**JOB:** Return each line containing the string "Tadalafil".

>> begin

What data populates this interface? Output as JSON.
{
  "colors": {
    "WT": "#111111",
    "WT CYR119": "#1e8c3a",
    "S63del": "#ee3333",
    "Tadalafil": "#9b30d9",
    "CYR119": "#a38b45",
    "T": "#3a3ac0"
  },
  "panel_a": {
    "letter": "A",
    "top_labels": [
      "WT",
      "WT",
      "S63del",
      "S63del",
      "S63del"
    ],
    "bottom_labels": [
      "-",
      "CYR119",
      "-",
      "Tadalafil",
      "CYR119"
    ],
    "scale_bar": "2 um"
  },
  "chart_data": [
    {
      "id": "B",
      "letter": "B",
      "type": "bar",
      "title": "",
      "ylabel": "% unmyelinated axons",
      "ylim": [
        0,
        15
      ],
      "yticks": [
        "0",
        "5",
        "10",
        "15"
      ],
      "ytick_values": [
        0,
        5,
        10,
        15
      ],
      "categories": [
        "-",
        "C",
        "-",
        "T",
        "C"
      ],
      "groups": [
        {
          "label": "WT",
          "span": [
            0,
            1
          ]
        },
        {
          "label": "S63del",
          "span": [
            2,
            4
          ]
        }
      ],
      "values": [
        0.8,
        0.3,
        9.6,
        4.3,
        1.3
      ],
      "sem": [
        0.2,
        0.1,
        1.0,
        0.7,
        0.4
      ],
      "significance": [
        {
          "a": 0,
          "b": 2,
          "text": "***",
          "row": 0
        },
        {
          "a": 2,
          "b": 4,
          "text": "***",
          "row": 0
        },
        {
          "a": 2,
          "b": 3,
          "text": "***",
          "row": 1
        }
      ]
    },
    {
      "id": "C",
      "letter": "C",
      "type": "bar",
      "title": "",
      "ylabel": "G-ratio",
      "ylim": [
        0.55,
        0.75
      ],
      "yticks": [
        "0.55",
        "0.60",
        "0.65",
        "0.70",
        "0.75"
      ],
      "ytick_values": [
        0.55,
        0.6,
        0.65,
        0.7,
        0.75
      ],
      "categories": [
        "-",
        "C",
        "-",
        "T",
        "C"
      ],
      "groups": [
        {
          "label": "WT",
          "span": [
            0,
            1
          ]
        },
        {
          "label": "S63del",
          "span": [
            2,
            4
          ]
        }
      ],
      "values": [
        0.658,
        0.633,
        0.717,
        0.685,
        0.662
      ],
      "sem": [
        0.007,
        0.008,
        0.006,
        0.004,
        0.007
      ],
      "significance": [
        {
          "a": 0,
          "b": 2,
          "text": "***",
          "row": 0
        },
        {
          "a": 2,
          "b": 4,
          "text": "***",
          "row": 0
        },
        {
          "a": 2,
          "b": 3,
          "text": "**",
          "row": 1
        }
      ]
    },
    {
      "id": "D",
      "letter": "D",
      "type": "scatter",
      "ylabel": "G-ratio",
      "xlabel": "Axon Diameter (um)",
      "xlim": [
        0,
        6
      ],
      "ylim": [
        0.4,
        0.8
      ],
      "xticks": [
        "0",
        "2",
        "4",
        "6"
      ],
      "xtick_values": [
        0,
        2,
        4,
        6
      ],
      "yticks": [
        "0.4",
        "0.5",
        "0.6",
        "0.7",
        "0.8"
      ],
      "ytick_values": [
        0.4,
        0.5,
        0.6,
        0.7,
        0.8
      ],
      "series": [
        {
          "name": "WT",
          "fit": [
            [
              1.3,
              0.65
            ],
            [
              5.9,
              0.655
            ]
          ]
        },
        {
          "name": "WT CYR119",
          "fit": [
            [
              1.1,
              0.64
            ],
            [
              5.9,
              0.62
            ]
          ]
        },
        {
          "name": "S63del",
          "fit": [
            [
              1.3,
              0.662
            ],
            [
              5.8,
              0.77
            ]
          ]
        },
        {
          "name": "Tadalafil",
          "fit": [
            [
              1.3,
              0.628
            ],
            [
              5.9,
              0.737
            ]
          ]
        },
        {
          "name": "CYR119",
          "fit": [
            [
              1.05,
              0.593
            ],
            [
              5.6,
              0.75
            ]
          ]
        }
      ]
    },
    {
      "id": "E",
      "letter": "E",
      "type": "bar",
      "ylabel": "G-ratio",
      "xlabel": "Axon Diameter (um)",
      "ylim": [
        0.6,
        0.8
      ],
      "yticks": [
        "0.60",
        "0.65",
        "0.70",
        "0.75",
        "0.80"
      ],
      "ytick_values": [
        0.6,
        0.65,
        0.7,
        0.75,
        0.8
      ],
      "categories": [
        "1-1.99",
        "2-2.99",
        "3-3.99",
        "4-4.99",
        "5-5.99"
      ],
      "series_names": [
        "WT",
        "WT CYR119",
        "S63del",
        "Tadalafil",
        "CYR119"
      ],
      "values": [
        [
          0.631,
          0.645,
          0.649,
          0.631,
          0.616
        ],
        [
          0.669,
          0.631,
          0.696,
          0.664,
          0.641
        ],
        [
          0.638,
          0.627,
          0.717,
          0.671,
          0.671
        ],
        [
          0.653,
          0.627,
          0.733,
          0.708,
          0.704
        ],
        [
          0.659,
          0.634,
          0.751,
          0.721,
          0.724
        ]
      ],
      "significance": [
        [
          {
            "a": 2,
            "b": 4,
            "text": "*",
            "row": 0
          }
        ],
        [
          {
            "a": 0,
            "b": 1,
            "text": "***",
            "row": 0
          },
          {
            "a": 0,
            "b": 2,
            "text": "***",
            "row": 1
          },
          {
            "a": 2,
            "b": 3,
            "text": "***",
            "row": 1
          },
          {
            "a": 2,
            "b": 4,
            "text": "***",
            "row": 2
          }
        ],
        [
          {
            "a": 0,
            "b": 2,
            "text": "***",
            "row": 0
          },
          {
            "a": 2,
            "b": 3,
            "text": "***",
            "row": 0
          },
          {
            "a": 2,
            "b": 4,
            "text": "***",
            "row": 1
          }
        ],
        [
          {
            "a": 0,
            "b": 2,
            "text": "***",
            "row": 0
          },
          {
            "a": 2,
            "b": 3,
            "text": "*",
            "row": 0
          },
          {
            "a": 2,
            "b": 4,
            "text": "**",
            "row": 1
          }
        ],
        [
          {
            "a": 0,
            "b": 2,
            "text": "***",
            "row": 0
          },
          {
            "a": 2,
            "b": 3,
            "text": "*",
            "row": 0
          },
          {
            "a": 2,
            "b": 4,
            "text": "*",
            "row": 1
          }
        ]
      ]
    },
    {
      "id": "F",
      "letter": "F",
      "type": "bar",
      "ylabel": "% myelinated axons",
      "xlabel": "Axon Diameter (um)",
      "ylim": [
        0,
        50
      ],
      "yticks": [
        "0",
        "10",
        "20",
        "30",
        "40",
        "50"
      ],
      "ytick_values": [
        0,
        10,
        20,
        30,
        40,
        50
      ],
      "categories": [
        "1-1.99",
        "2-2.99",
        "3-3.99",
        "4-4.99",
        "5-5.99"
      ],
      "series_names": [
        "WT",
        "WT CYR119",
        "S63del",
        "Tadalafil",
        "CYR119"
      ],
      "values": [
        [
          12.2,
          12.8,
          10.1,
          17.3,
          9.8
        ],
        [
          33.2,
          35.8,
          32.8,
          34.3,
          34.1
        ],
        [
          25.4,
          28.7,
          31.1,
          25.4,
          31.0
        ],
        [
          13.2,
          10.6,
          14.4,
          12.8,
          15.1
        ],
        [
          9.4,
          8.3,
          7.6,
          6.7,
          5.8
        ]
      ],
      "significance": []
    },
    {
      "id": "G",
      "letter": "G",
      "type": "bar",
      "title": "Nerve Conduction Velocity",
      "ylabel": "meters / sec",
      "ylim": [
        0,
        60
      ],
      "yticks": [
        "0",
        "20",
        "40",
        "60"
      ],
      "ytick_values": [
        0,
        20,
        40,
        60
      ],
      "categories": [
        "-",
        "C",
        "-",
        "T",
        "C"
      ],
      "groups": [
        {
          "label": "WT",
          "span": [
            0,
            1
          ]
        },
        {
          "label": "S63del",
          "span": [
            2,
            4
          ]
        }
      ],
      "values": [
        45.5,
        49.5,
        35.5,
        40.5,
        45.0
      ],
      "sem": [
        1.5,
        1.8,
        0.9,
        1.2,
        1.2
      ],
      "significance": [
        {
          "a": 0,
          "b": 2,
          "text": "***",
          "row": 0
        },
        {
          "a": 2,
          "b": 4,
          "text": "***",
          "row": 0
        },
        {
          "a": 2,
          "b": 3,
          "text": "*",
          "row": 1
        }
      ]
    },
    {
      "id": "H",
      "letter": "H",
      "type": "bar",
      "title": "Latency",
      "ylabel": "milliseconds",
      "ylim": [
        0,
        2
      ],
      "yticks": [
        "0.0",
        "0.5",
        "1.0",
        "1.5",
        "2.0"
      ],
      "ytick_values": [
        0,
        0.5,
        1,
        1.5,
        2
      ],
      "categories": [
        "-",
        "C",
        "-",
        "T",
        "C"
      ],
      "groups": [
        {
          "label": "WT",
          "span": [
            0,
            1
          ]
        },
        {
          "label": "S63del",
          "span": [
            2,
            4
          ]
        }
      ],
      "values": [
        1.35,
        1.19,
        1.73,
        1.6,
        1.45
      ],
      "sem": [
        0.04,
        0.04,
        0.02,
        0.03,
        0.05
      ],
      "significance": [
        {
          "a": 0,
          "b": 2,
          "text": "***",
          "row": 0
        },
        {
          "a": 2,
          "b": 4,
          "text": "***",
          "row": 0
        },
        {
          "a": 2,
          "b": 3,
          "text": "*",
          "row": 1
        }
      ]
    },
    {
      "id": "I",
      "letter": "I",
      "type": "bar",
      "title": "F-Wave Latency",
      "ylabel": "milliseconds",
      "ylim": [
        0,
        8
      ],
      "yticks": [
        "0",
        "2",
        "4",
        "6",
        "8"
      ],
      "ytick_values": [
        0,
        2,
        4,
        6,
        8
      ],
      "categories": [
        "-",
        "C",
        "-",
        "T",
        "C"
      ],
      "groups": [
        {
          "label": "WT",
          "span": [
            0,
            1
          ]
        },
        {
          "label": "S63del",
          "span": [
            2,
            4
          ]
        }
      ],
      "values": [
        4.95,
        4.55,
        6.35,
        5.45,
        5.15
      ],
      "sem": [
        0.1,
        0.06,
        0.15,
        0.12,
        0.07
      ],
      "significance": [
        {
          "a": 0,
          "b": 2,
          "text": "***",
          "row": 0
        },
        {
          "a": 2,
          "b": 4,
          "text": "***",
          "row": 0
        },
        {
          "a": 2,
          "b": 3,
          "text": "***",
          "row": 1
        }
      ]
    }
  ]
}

>> end

**FINAL RESULT:**
    "Tadalafil": "#9b30d9",
      "Tadalafil",
          "name": "Tadalafil",
        "Tadalafil",
        "Tadalafil",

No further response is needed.